Dataset entries on figures
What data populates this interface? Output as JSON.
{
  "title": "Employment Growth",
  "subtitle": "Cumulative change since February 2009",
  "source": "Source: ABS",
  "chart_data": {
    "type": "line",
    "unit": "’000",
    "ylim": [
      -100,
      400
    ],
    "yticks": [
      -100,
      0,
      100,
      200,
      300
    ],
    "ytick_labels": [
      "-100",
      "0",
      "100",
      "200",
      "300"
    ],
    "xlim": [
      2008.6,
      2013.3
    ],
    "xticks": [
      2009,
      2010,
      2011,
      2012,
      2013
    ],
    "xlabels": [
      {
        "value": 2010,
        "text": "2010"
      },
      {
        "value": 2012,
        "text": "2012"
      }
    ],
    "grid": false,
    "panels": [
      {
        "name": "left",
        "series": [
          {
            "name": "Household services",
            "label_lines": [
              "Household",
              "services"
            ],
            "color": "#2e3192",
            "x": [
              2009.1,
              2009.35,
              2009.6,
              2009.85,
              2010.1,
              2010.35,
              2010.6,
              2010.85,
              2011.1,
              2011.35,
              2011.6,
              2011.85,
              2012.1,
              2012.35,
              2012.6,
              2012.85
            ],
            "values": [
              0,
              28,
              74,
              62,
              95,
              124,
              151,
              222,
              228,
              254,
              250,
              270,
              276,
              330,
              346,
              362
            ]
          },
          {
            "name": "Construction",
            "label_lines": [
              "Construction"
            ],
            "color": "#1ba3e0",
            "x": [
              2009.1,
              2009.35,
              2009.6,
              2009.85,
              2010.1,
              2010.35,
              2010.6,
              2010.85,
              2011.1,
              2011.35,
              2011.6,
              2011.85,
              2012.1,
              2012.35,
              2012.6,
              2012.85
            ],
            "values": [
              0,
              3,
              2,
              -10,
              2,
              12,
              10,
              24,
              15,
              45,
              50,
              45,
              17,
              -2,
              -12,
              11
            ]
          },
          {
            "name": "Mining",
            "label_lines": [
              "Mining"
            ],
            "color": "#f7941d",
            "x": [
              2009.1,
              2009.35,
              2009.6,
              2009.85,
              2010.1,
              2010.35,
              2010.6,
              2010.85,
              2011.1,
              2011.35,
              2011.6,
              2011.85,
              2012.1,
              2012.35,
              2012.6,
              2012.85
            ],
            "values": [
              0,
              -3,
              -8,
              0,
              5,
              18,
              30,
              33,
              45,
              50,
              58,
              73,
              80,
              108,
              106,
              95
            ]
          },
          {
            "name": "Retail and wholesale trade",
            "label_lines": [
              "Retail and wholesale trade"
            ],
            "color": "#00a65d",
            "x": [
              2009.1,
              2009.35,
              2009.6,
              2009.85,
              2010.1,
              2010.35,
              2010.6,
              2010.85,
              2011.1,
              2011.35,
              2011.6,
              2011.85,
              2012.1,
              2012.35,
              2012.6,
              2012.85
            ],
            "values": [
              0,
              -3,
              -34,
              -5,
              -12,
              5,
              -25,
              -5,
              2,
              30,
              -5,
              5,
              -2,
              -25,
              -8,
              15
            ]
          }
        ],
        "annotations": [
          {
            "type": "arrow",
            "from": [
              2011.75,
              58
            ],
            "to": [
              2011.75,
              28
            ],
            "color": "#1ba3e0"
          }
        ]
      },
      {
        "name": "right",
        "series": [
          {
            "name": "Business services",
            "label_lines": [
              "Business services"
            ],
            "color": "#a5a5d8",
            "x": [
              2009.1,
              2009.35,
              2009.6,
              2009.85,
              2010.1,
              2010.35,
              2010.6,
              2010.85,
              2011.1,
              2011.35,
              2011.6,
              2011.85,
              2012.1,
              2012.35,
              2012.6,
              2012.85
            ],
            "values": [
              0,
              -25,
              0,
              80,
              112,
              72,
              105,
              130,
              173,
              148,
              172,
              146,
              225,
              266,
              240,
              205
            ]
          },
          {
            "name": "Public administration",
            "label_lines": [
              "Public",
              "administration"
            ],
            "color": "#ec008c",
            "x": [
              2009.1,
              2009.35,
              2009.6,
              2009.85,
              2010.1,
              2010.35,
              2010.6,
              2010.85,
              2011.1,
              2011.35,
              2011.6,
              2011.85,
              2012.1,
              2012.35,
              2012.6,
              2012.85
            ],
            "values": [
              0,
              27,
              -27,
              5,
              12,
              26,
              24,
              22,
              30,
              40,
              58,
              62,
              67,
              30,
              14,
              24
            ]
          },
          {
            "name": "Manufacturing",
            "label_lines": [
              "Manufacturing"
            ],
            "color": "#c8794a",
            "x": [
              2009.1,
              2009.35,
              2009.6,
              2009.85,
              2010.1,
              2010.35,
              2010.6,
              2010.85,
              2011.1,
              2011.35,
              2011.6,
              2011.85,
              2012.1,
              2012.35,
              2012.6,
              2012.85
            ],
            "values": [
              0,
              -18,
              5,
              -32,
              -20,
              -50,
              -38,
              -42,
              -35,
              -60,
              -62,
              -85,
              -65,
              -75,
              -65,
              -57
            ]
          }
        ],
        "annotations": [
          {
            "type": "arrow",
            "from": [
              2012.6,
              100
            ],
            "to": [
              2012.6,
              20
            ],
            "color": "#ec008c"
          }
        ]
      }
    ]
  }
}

■ **Task brief**
Your task is to repeat every line exactly.

■ **Exercise result**
What data populates this interface? Output as JSON.
{
  "title": "Employment Growth",
  "subtitle": "Cumulative change since February 2009",
  "source": "Source: ABS",
  "chart_data": {
    "type": "line",
    "unit": "’000",
    "ylim": [
      -100,
      400
    ],
    "yticks": [
      -100,
      0,
      100,
      200,
      300
    ],
    "ytick_labels": [
      "-100",
      "0",
      "100",
      "200",
      "300"
    ],
    "xlim": [
      2008.6,
      2013.3
    ],
    "xticks": [
      2009,
      2010,
      2011,
      2012,
      2013
    ],
    "xlabels": [
      {
        "value": 2010,
        "text": "2010"
      },
      {
        "value": 2012,
        "text": "2012"
      }
    ],
    "grid": false,
    "panels": [
      {
        "name": "left",
        "series": [
          {
            "name": "Household services",
            "label_lines": [
              "Household",
              "services"
            ],
            "color": "#2e3192",
            "x": [
              2009.1,
              2009.35,
              2009.6,
              2009.85,
              2010.1,
              2010.35,
              2010.6,
              2010.85,
              2011.1,
              2011.35,
              2011.6,
              2011.85,
              2012.1,
              2012.35,
              2012.6,
              2012.85
            ],
            "values": [
              0,
              28,
              74,
              62,
              95,
              124,
              151,
              222,
              228,
              254,
              250,
              270,
              276,
              330,
              346,
              362
            ]
          },
          {
            "name": "Construction",
            "label_lines": [
              "Construction"
            ],
            "color": "#1ba3e0",
            "x": [
              2009.1,
              2009.35,
              2009.6,
              2009.85,
              2010.1,
              2010.35,
              2010.6,
              2010.85,
              2011.1,
              2011.35,
              2011.6,
              2011.85,
              2012.1,
              2012.35,
              2012.6,
              2012.85
            ],
            "values": [
              0,
              3,
              2,
              -10,
              2,
              12,
              10,
              24,
              15,
              45,
              50,
              45,
              17,
              -2,
              -12,
              11
            ]
          },
          {
            "name": "Mining",
            "label_lines": [
              "Mining"
            ],
            "color": "#f7941d",
            "x": [
              2009.1,
              2009.35,
              2009.6,
              2009.85,
              2010.1,
              2010.35,
              2010.6,
              2010.85,
              2011.1,
              2011.35,
              2011.6,
              2011.85,
              2012.1,
              2012.35,
              2012.6,
              2012.85
            ],
            "values": [
              0,
              -3,
              -8,
              0,
              5,
              18,
              30,
              33,
              45,
              50,
              58,
              73,
              80,
              108,
              106,
              95
            ]
          },
          {
            "name": "Retail and wholesale trade",
            "label_lines": [
              "Retail and wholesale trade"
            ],
            "color": "#00a65d",
            "x": [
              2009.1,
              2009.35,
              2009.6,
              2009.85,
              2010.1,
              2010.35,
              2010.6,
              2010.85,
              2011.1,
              2011.35,
              2011.6,
              2011.85,
              2012.1,
              2012.35,
              2012.6,
              2012.85
            ],
            "values": [
              0,
              -3,
              -34,
              -5,
              -12,
              5,
              -25,
              -5,
              2,
              30,
              -5,
              5,
              -2,
              -25,
              -8,
              15
            ]
          }
        ],
        "annotations": [
          {
            "type": "arrow",
            "from": [
              2011.75,
              58
            ],
            "to": [
              2011.75,
              28
            ],
            "color": "#1ba3e0"
          }
        ]
      },
      {
        "name": "right",
        "series": [
          {
            "name": "Business services",
            "label_lines": [
              "Business services"
            ],
            "color": "#a5a5d8",
            "x": [
              2009.1,
              2009.35,
              2009.6,
              2009.85,
              2010.1,
              2010.35,
              2010.6,
              2010.85,
              2011.1,
              2011.35,
              2011.6,
              2011.85,
              2012.1,
              2012.35,
              2012.6,
              2012.85
            ],
            "values": [
              0,
              -25,
              0,
              80,
              112,
              72,
              105,
              130,
              173,
              148,
              172,
              146,
              225,
              266,
              240,
              205
            ]
          },
          {
            "name": "Public administration",
            "label_lines": [
              "Public",
              "administration"
            ],
            "color": "#ec008c",
            "x": [
              2009.1,
              2009.35,
              2009.6,
              2009.85,
              2010.1,
              2010.35,
              2010.6,
              2010.85,
              2011.1,
              2011.35,
              2011.6,
              2011.85,
              2012.1,
              2012.35,
              2012.6,
              2012.85
            ],
            "values": [
              0,
              27,
              -27,
              5,
              12,
              26,
              24,
              22,
              30,
              40,
              58,
              62,
              67,
              30,
              14,
              24
            ]
          },
          {
            "name": "Manufacturing",
            "label_lines": [
              "Manufacturing"
            ],
            "color": "#c8794a",
            "x": [
              2009.1,
              2009.35,
              2009.6,
              2009.85,
              2010.1,
              2010.35,
              2010.6,
              2010.85,
              2011.1,
              2011.35,
              2011.6,
              2011.85,
              2012.1,
              2012.35,
              2012.6,
              2012.85
            ],
            "values": [
              0,
              -18,
              5,
              -32,
              -20,
              -50,
              -38,
              -42,
              -35,
              -60,
              -62,
              -85,
              -65,
              -75,
              -65,
              -57
            ]
          }
        ],
        "annotations": [
          {
            "type": "arrow",
            "from": [
              2012.6,
              100
            ],
            "to": [
              2012.6,
              20
            ],
            "color": "#ec008c"
          }
        ]
      }
    ]
  }
}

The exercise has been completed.